▶ _Instruction_
Repeat the whole listing exactly as written.

[Data entries]
--------

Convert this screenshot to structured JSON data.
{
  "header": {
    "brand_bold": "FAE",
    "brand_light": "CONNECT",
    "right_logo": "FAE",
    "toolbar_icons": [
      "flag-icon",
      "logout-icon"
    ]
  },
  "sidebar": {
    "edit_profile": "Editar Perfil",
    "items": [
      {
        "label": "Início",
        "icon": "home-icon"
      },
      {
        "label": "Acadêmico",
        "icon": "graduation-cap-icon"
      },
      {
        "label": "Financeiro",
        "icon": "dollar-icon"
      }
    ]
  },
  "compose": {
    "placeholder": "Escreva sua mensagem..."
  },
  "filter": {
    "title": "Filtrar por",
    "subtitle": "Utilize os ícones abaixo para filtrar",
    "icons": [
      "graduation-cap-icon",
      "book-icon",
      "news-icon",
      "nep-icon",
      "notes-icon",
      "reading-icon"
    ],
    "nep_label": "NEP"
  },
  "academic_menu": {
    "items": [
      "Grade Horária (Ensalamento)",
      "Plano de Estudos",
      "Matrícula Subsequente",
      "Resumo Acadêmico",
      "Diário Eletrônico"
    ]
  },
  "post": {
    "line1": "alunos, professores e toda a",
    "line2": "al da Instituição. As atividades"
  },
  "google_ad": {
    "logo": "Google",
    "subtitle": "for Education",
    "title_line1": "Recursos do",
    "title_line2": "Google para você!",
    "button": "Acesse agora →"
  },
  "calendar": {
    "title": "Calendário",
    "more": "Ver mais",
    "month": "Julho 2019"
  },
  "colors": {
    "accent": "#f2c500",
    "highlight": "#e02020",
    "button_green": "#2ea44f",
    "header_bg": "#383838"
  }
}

--------

▶ _Task output_
Convert this screenshot to structured JSON data.
{
  "header": {
    "brand_bold": "FAE",
    "brand_light": "CONNECT",
    "right_logo": "FAE",
    "toolbar_icons": [
      "flag-icon",
      "logout-icon"
    ]
  },
  "sidebar": {
    "edit_profile": "Editar Perfil",
    "items": [
      {
        "label": "Início",
        "icon": "home-icon"
      },
      {
        "label": "Acadêmico",
        "icon": "graduation-cap-icon"
      },
      {
        "label": "Financeiro",
        "icon": "dollar-icon"
      }
    ]
  },
  "compose": {
    "placeholder": "Escreva sua mensagem..."
  },
  "filter": {
    "title": "Filtrar por",
    "subtitle": "Utilize os ícones abaixo para filtrar",
    "icons": [
      "graduation-cap-icon",
      "book-icon",
      "news-icon",
      "nep-icon",
      "notes-icon",
      "reading-icon"
    ],
    "nep_label": "NEP"
  },
  "academic_menu": {
    "items": [
      "Grade Horária (Ensalamento)",
      "Plano de Estudos",
      "Matrícula Subsequente",
      "Resumo Acadêmico",
      "Diário Eletrônico"
    ]
  },
  "post": {
    "line1": "alunos, professores e toda a",
    "line2": "al da Instituição. As atividades"
  },
  "google_ad": {
    "logo": "Google",
    "subtitle": "for Education",
    "title_line1": "Recursos do",
    "title_line2": "Google para você!",
    "button": "Acesse agora →"
  },
  "calendar": {
    "title": "Calendário",
    "more": "Ver mais",
    "month": "Julho 2019"
  },
  "colors": {
    "accent": "#f2c500",
    "highlight": "#e02020",
    "button_green": "#2ea44f",
    "header_bg": "#383838"
  }
}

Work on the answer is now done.